**GOAL**: All lines from the one containing "Parse this screenshot: output" through the last line of the listing below are to be copied exactly. Exclude the pictures.

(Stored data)
________________________________________
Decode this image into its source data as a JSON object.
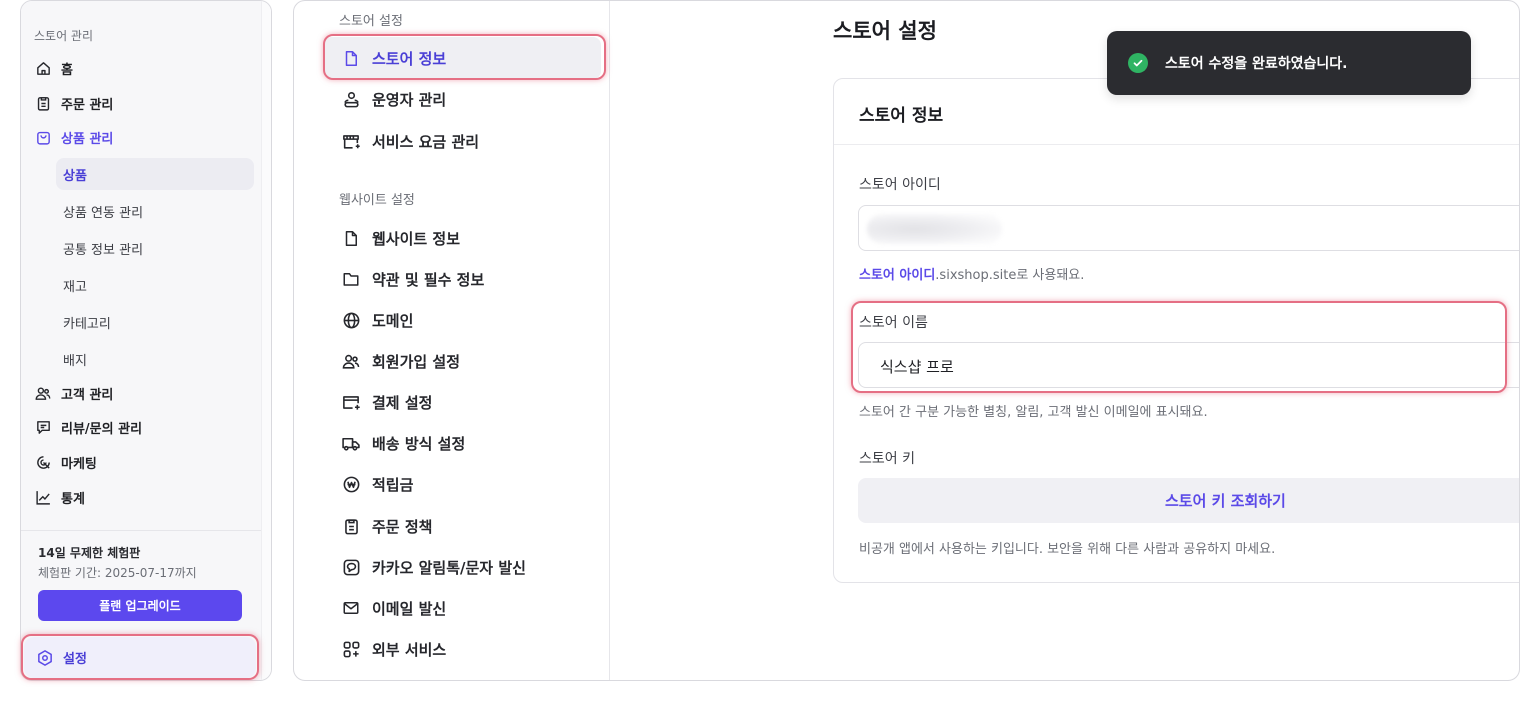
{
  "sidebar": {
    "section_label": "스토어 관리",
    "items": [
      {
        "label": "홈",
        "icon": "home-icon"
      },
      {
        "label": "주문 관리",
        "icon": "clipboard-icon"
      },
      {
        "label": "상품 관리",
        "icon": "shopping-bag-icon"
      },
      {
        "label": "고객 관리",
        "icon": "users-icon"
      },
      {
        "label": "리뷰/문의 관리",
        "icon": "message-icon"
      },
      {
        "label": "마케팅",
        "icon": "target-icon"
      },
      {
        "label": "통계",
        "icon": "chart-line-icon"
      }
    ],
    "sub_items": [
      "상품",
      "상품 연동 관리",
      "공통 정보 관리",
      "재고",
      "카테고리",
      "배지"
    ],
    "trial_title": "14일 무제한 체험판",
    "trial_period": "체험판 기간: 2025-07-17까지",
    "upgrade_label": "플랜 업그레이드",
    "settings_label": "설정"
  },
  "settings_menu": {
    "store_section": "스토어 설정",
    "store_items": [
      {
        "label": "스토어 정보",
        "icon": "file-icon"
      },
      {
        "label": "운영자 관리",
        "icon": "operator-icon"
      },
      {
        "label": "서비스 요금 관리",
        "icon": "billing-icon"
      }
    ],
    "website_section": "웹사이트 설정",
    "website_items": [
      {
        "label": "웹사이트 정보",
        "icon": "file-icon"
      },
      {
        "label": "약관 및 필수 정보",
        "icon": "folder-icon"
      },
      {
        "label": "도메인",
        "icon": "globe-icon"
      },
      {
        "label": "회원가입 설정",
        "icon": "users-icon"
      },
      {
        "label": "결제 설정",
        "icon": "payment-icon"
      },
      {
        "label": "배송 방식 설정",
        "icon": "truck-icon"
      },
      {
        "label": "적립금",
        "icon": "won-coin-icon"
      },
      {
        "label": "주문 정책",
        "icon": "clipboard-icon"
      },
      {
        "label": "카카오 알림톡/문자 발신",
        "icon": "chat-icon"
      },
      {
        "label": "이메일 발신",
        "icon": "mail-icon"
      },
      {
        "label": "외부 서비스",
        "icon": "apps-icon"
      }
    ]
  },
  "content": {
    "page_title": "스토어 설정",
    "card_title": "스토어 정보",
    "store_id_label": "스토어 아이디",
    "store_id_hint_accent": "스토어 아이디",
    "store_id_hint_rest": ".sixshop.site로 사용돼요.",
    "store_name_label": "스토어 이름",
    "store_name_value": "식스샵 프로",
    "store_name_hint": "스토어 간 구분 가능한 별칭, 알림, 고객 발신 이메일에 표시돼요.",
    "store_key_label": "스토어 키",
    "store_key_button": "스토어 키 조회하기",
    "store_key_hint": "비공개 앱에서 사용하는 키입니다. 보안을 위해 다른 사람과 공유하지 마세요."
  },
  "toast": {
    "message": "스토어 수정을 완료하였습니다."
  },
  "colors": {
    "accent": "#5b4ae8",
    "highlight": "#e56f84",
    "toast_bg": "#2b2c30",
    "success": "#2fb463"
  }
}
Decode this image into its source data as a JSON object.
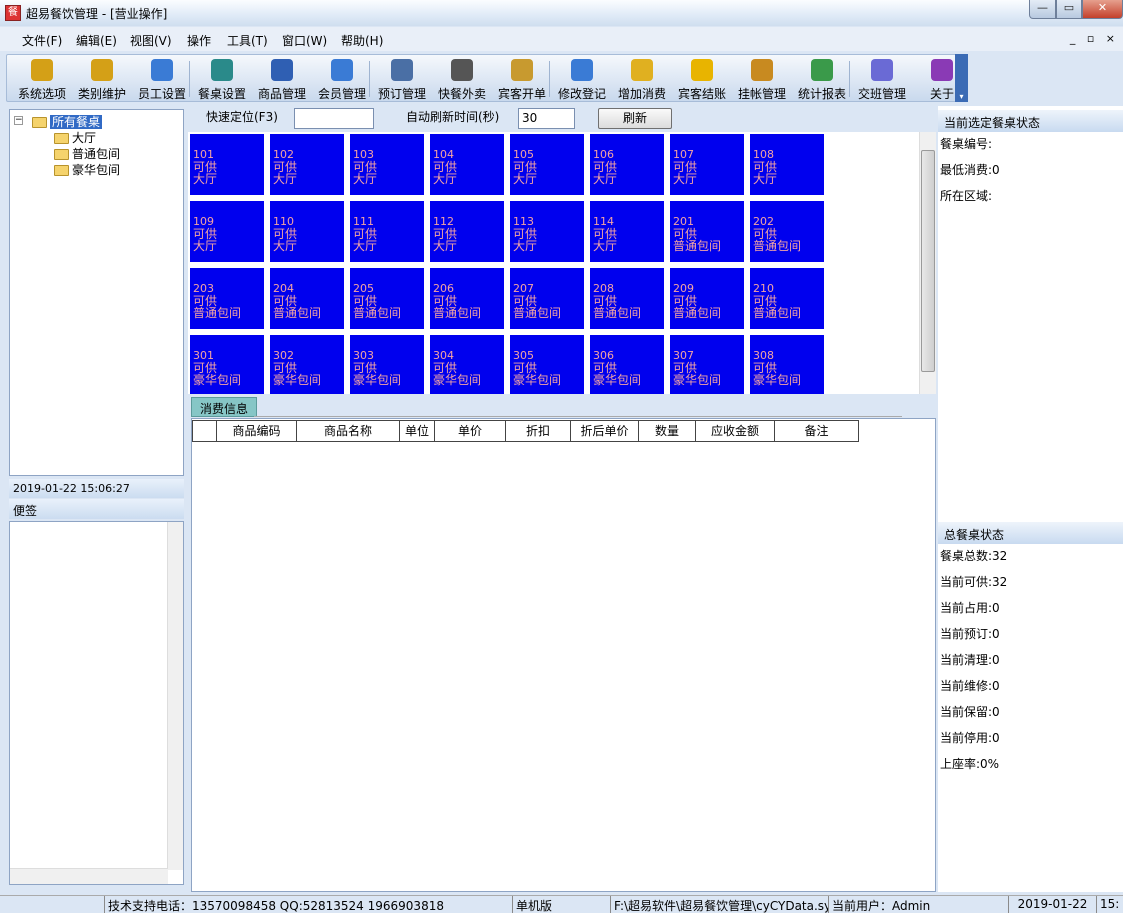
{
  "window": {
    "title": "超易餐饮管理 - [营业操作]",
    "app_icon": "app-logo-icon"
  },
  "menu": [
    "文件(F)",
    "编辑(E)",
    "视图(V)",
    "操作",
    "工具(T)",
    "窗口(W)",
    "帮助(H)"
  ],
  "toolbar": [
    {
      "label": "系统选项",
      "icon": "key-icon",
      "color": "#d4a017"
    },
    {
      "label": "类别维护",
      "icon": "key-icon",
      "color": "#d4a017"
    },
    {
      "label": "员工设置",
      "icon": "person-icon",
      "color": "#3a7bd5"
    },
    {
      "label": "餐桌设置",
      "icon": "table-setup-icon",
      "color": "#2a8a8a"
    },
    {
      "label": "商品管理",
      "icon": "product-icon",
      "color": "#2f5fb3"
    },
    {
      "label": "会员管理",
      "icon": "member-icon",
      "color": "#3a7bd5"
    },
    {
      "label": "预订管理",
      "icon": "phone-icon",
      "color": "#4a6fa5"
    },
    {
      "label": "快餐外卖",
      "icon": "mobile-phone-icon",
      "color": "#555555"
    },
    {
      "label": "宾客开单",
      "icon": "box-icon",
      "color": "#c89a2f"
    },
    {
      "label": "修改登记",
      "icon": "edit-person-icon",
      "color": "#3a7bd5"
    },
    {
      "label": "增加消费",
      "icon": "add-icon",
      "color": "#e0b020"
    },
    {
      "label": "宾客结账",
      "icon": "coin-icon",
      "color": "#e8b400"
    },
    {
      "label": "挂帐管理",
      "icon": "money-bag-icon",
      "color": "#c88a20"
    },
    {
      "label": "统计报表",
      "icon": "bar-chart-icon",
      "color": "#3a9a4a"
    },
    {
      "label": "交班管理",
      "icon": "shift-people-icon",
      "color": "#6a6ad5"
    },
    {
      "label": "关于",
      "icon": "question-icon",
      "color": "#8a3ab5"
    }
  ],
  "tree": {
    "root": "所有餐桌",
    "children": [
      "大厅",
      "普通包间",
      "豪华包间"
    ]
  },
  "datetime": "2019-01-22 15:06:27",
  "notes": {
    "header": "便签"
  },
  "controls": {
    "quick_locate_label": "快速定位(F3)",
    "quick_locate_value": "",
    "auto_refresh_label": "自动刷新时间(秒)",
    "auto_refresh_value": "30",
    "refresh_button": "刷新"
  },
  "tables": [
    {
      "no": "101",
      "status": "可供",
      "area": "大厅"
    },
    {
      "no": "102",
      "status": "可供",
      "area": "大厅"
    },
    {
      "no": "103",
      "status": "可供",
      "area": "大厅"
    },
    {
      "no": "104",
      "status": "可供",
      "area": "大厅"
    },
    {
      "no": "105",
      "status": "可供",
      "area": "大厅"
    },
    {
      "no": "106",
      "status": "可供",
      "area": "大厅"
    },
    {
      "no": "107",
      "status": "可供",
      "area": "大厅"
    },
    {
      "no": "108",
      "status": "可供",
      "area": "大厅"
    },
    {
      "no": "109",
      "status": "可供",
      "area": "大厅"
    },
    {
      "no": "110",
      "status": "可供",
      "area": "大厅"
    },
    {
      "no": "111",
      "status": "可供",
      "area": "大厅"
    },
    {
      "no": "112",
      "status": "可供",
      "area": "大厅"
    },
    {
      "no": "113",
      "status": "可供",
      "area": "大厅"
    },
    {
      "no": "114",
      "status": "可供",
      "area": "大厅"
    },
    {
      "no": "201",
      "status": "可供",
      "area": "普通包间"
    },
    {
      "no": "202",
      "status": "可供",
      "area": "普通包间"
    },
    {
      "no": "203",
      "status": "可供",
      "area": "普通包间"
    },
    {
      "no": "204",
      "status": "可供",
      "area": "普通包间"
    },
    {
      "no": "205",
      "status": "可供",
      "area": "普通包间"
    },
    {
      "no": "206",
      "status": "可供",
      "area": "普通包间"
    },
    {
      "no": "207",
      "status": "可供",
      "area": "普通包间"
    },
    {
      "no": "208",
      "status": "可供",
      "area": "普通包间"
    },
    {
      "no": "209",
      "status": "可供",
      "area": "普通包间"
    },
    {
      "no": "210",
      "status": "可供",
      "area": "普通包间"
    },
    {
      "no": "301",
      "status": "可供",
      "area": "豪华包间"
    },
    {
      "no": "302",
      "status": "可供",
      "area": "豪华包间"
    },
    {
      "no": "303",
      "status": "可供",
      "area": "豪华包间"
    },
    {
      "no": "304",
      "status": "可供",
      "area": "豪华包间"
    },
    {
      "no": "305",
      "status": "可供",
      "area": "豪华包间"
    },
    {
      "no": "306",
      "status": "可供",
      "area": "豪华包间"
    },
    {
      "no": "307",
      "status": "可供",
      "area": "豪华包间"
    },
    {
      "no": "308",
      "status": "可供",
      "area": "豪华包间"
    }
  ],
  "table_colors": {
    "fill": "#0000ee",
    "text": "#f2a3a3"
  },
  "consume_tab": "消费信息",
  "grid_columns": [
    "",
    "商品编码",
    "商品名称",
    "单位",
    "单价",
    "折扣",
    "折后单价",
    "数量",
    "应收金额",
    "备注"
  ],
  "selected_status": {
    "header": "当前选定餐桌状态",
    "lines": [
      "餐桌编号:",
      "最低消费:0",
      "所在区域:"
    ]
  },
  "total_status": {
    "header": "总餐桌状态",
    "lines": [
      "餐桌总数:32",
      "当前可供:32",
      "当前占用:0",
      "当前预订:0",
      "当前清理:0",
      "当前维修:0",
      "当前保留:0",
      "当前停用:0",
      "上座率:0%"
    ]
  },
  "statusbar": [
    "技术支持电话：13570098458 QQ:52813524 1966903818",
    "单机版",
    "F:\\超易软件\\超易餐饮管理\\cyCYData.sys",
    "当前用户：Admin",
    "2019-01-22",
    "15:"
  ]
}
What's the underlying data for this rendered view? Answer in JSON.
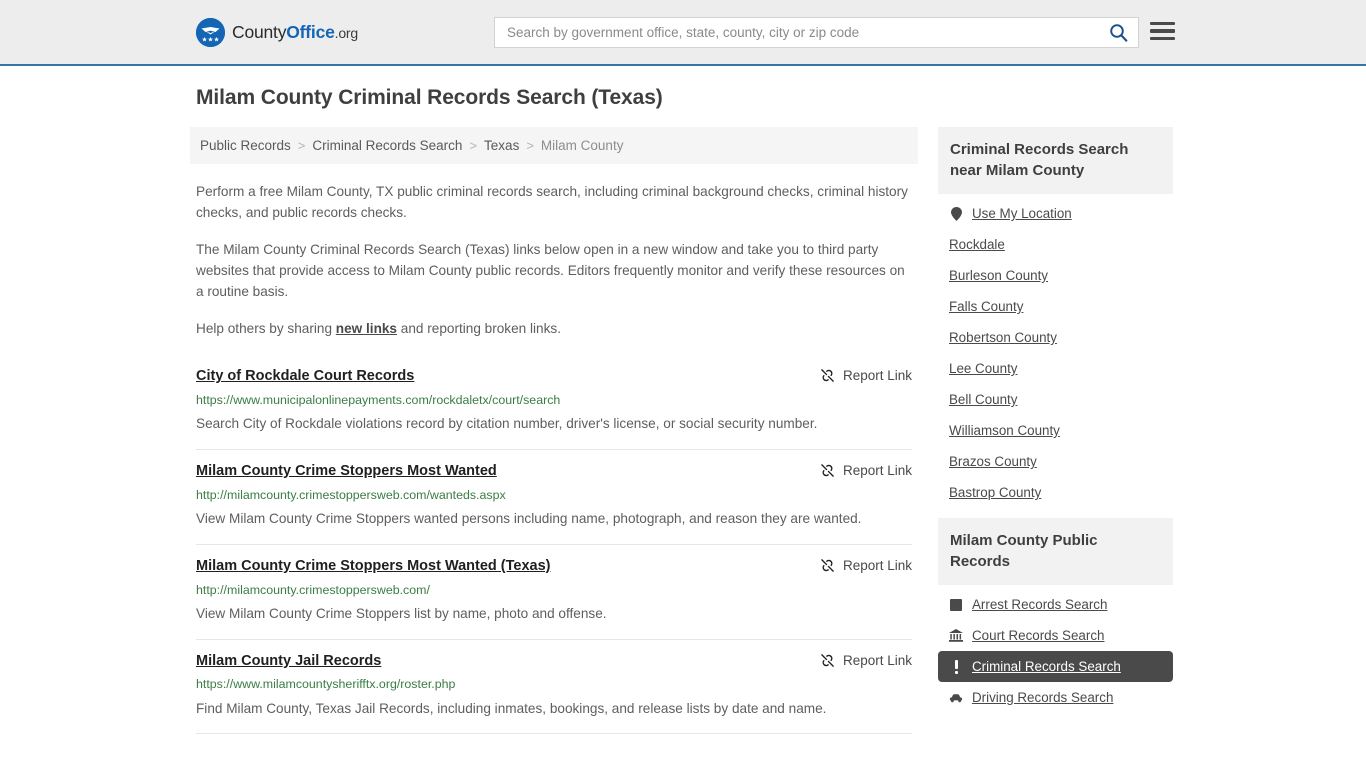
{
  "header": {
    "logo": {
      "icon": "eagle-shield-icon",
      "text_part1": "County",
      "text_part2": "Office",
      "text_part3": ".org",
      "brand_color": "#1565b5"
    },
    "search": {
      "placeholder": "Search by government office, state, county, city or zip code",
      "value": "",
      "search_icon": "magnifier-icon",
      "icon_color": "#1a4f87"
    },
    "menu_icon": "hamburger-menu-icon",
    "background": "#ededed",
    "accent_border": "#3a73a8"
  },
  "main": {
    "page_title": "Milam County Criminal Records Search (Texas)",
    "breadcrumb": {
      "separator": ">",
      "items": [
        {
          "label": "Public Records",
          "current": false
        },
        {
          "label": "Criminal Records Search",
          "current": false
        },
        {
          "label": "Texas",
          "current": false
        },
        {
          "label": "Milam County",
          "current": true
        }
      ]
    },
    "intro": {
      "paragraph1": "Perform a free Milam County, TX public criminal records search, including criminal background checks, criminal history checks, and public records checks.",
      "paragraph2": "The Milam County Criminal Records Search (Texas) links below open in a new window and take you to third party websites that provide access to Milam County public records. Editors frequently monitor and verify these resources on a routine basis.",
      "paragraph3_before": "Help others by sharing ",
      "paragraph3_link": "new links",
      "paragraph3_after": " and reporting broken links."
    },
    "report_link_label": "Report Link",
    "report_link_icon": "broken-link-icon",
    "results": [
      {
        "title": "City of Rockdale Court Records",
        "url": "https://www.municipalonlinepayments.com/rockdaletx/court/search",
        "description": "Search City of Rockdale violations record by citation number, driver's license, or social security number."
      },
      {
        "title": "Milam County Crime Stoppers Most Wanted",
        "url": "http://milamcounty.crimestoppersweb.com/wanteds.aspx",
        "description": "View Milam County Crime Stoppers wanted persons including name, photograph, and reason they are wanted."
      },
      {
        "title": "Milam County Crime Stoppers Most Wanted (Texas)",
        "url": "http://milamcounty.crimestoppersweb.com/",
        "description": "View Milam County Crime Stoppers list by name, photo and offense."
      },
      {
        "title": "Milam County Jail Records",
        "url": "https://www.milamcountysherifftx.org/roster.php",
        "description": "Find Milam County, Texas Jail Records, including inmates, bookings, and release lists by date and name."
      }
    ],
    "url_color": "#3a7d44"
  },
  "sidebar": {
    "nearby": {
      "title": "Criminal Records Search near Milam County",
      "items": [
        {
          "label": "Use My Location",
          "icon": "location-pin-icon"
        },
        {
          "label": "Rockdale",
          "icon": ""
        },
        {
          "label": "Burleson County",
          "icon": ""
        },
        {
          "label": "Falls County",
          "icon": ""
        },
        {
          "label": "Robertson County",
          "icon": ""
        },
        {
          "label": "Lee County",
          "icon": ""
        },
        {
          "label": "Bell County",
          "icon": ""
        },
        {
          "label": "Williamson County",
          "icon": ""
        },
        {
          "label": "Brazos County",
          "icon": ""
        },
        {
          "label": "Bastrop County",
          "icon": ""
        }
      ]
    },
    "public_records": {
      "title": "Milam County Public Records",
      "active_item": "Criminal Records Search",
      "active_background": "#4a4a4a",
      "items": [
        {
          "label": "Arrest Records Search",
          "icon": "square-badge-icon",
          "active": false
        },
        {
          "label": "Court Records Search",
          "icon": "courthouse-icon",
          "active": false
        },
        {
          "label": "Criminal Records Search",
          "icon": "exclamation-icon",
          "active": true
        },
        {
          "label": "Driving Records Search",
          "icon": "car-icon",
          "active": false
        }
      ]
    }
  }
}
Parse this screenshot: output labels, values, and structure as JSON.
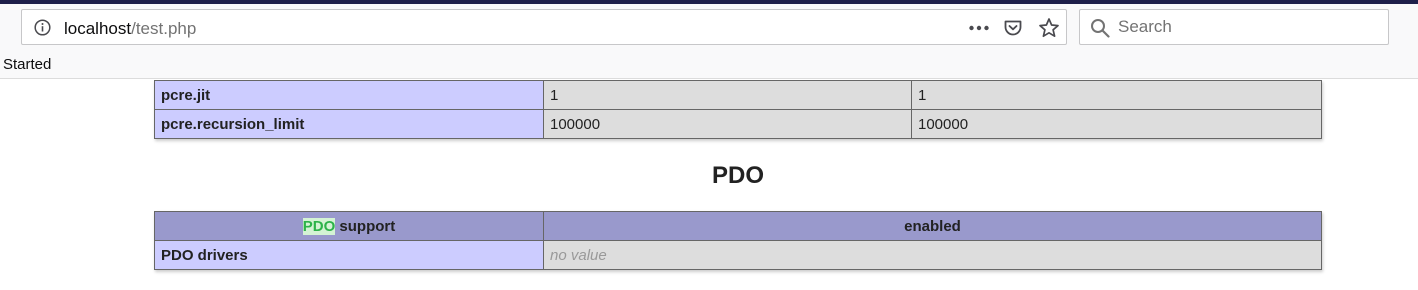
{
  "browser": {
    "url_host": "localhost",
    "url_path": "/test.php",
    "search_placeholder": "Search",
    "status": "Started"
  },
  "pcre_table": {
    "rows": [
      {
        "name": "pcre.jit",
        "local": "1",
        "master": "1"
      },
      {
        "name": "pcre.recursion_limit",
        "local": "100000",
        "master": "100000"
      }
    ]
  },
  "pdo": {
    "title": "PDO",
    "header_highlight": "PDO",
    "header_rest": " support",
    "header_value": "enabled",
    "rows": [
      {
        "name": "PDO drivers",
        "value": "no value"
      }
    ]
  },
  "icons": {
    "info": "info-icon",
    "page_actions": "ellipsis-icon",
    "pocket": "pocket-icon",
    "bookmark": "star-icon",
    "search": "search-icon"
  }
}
________________________________________
**FINISHED EXERCISE**:
Parse this screenshot: output labels, values, and structure as JSON.
{
  "browser": {
    "url_host": "localhost",
    "url_path": "/test.php",
    "search_placeholder": "Search",
    "status": "Started"
  },
  "pcre_table": {
    "rows": [
      {
        "name": "pcre.jit",
        "local": "1",
        "master": "1"
      },
      {
        "name": "pcre.recursion_limit",
        "local": "100000",
        "master": "100000"
      }
    ]
  },
  "pdo": {
    "title": "PDO",
    "header_highlight": "PDO",
    "header_rest": " support",
    "header_value": "enabled",
    "rows": [
      {
        "name": "PDO drivers",
        "value": "no value"
      }
    ]
  },
  "icons": {
    "info": "info-icon",
    "page_actions": "ellipsis-icon",
    "pocket": "pocket-icon",
    "bookmark": "star-icon",
    "search": "search-icon"
  }
}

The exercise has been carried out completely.